• **Your instructions**
Write each line out exactly, leaving none out.

• **Extracted entries**
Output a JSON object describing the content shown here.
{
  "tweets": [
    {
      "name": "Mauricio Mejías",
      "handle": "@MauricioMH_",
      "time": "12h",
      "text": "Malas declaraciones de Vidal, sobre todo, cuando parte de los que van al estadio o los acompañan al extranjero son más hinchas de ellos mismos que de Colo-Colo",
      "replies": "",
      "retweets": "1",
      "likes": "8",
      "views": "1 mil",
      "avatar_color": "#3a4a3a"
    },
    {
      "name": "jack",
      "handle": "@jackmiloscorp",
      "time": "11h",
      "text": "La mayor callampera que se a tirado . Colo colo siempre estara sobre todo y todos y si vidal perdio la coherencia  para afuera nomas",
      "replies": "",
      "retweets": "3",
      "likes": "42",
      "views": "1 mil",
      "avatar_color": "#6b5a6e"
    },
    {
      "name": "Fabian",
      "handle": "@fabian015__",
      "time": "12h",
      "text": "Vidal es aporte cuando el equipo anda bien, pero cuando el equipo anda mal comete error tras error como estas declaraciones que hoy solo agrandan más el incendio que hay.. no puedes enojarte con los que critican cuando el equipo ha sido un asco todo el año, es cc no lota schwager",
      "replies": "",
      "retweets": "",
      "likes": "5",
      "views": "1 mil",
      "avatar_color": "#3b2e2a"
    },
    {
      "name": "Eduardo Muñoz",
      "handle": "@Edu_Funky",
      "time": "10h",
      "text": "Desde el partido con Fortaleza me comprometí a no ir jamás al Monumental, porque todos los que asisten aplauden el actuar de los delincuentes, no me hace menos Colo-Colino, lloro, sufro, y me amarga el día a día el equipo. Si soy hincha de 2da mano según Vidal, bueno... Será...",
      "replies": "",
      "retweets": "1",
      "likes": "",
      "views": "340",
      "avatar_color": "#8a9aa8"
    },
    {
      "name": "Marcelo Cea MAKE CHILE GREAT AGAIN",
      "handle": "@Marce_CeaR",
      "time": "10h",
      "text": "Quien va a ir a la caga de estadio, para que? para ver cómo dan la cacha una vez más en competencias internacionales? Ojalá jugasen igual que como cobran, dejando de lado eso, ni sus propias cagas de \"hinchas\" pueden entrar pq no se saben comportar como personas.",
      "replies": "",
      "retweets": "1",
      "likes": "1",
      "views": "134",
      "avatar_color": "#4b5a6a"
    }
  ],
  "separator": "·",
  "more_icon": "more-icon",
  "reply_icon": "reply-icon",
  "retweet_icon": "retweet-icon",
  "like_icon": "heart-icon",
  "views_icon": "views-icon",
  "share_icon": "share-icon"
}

• **Result below**
Output a JSON object describing the content shown here.
{
  "tweets": [
    {
      "name": "Mauricio Mejías",
      "handle": "@MauricioMH_",
      "time": "12h",
      "text": "Malas declaraciones de Vidal, sobre todo, cuando parte de los que van al estadio o los acompañan al extranjero son más hinchas de ellos mismos que de Colo-Colo",
      "replies": "",
      "retweets": "1",
      "likes": "8",
      "views": "1 mil",
      "avatar_color": "#3a4a3a"
    },
    {
      "name": "jack",
      "handle": "@jackmiloscorp",
      "time": "11h",
      "text": "La mayor callampera que se a tirado . Colo colo siempre estara sobre todo y todos y si vidal perdio la coherencia  para afuera nomas",
      "replies": "",
      "retweets": "3",
      "likes": "42",
      "views": "1 mil",
      "avatar_color": "#6b5a6e"
    },
    {
      "name": "Fabian",
      "handle": "@fabian015__",
      "time": "12h",
      "text": "Vidal es aporte cuando el equipo anda bien, pero cuando el equipo anda mal comete error tras error como estas declaraciones que hoy solo agrandan más el incendio que hay.. no puedes enojarte con los que critican cuando el equipo ha sido un asco todo el año, es cc no lota schwager",
      "replies": "",
      "retweets": "",
      "likes": "5",
      "views": "1 mil",
      "avatar_color": "#3b2e2a"
    },
    {
      "name": "Eduardo Muñoz",
      "handle": "@Edu_Funky",
      "time": "10h",
      "text": "Desde el partido con Fortaleza me comprometí a no ir jamás al Monumental, porque todos los que asisten aplauden el actuar de los delincuentes, no me hace menos Colo-Colino, lloro, sufro, y me amarga el día a día el equipo. Si soy hincha de 2da mano según Vidal, bueno... Será...",
      "replies": "",
      "retweets": "1",
      "likes": "",
      "views": "340",
      "avatar_color": "#8a9aa8"
    },
    {
      "name": "Marcelo Cea MAKE CHILE GREAT AGAIN",
      "handle": "@Marce_CeaR",
      "time": "10h",
      "text": "Quien va a ir a la caga de estadio, para que? para ver cómo dan la cacha una vez más en competencias internacionales? Ojalá jugasen igual que como cobran, dejando de lado eso, ni sus propias cagas de \"hinchas\" pueden entrar pq no se saben comportar como personas.",
      "replies": "",
      "retweets": "1",
      "likes": "1",
      "views": "134",
      "avatar_color": "#4b5a6a"
    }
  ],
  "separator": "·",
  "more_icon": "more-icon",
  "reply_icon": "reply-icon",
  "retweet_icon": "retweet-icon",
  "like_icon": "heart-icon",
  "views_icon": "views-icon",
  "share_icon": "share-icon"
}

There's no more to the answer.